>> Start

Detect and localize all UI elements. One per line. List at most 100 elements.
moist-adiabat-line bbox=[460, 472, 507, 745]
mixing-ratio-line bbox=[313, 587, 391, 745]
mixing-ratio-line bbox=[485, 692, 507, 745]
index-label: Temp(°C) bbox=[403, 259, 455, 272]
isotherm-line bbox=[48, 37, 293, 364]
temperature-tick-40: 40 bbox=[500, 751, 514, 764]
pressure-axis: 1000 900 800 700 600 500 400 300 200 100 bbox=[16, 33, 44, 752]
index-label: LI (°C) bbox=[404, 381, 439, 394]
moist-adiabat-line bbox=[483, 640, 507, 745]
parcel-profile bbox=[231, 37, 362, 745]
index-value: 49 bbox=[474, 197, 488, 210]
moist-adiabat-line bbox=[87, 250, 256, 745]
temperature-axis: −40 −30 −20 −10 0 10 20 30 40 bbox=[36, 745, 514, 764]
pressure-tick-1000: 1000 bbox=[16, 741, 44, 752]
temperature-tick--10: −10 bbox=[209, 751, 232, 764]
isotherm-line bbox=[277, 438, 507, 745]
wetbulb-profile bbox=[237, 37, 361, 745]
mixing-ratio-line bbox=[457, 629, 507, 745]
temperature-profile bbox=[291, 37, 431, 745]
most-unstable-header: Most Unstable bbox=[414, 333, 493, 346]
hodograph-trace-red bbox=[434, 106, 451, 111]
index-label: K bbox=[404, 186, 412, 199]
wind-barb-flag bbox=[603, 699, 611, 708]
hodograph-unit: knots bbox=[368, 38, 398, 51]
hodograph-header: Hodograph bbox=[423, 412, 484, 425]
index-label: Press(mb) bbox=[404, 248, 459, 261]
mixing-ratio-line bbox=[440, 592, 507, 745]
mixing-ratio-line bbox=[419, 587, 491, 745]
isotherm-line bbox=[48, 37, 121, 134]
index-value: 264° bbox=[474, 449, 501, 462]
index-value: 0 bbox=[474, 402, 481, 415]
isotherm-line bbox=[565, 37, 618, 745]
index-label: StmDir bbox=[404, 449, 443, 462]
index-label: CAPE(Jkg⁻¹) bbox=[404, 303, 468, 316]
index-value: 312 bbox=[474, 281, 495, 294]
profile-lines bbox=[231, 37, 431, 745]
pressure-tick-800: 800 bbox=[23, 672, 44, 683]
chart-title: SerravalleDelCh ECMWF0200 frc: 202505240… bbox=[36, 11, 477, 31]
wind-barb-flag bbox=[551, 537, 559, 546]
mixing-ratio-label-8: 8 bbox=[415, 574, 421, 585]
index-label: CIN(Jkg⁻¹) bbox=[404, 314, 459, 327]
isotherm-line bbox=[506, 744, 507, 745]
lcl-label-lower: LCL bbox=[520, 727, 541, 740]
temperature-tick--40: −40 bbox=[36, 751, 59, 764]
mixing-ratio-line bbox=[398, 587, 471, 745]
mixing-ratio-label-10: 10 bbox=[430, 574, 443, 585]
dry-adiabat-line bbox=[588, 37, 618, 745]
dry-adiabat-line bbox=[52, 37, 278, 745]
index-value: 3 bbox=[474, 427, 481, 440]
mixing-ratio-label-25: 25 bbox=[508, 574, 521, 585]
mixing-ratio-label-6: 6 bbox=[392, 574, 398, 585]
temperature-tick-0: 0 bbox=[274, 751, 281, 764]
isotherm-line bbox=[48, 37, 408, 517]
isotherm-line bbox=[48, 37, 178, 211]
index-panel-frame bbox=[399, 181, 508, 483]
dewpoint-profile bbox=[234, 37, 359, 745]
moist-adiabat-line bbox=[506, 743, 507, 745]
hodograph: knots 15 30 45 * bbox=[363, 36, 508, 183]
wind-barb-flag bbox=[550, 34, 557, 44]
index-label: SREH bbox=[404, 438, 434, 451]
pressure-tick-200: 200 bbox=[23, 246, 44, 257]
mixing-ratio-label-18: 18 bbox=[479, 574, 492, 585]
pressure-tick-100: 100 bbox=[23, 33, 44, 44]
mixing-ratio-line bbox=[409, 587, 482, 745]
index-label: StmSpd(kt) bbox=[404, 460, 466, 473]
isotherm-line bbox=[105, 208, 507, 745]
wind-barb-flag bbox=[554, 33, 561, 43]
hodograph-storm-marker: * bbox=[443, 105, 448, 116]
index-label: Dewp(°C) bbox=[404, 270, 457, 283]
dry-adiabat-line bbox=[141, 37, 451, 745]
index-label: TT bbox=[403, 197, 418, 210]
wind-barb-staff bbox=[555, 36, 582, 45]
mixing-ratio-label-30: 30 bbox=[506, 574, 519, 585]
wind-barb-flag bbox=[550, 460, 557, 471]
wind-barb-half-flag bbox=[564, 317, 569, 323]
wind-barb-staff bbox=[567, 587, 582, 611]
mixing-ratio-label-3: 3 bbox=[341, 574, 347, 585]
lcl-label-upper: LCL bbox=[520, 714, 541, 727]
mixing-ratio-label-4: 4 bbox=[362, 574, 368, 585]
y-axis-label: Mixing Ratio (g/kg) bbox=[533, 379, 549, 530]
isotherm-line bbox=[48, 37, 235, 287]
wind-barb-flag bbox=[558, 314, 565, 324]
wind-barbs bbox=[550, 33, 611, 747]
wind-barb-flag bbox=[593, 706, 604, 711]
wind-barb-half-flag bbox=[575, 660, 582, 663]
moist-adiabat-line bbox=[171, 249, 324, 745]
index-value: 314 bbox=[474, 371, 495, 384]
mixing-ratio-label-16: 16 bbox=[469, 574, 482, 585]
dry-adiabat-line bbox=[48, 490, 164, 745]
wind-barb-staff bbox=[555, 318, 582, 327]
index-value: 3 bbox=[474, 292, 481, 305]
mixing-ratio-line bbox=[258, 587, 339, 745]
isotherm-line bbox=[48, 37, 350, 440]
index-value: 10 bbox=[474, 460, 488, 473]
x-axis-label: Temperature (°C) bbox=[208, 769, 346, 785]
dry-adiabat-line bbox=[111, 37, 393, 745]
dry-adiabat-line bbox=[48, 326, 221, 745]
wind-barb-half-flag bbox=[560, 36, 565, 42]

>> End

[Instructions for the task] Take the part of the entries above that runs from their first line through the line containing "mixing-ratio-label-8: 8 bbox=[415, 574, 421, 585]", and format it as a numbered list, skipping any blank lines.

[Reply]
1. Detect and localize all UI elements. One per line. List at most 100 elements.
2. moist-adiabat-line bbox=[460, 472, 507, 745]
3. mixing-ratio-line bbox=[313, 587, 391, 745]
4. mixing-ratio-line bbox=[485, 692, 507, 745]
5. index-label: Temp(°C) bbox=[403, 259, 455, 272]
6. isotherm-line bbox=[48, 37, 293, 364]
7. temperature-tick-40: 40 bbox=[500, 751, 514, 764]
8. pressure-axis: 1000 900 800 700 600 500 400 300 200 100 bbox=[16, 33, 44, 752]
9. index-label: LI (°C) bbox=[404, 381, 439, 394]
10. moist-adiabat-line bbox=[483, 640, 507, 745]
11. parcel-profile bbox=[231, 37, 362, 745]
12. index-value: 49 bbox=[474, 197, 488, 210]
13. moist-adiabat-line bbox=[87, 250, 256, 745]
14. temperature-axis: −40 −30 −20 −10 0 10 20 30 40 bbox=[36, 745, 514, 764]
15. pressure-tick-1000: 1000 bbox=[16, 741, 44, 752]
16. temperature-tick--10: −10 bbox=[209, 751, 232, 764]
17. isotherm-line bbox=[277, 438, 507, 745]
18. wetbulb-profile bbox=[237, 37, 361, 745]
19. mixing-ratio-line bbox=[457, 629, 507, 745]
20. temperature-profile bbox=[291, 37, 431, 745]
21. most-unstable-header: Most Unstable bbox=[414, 333, 493, 346]
22. hodograph-trace-red bbox=[434, 106, 451, 111]
23. index-label: K bbox=[404, 186, 412, 199]
24. wind-barb-flag bbox=[603, 699, 611, 708]
25. hodograph-unit: knots bbox=[368, 38, 398, 51]
26. hodograph-header: Hodograph bbox=[423, 412, 484, 425]
27. index-label: Press(mb) bbox=[404, 248, 459, 261]
28. mixing-ratio-line bbox=[440, 592, 507, 745]
29. mixing-ratio-line bbox=[419, 587, 491, 745]
30. isotherm-line bbox=[48, 37, 121, 134]
31. index-value: 264° bbox=[474, 449, 501, 462]
32. index-value: 0 bbox=[474, 402, 481, 415]
33. isotherm-line bbox=[565, 37, 618, 745]
34. index-label: StmDir bbox=[404, 449, 443, 462]
35. index-label: CAPE(Jkg⁻¹) bbox=[404, 303, 468, 316]
36. index-value: 312 bbox=[474, 281, 495, 294]
37. profile-lines bbox=[231, 37, 431, 745]
38. pressure-tick-800: 800 bbox=[23, 672, 44, 683]
39. chart-title: SerravalleDelCh ECMWF0200 frc: 202505240… bbox=[36, 11, 477, 31]
40. wind-barb-flag bbox=[551, 537, 559, 546]
41. mixing-ratio-label-8: 8 bbox=[415, 574, 421, 585]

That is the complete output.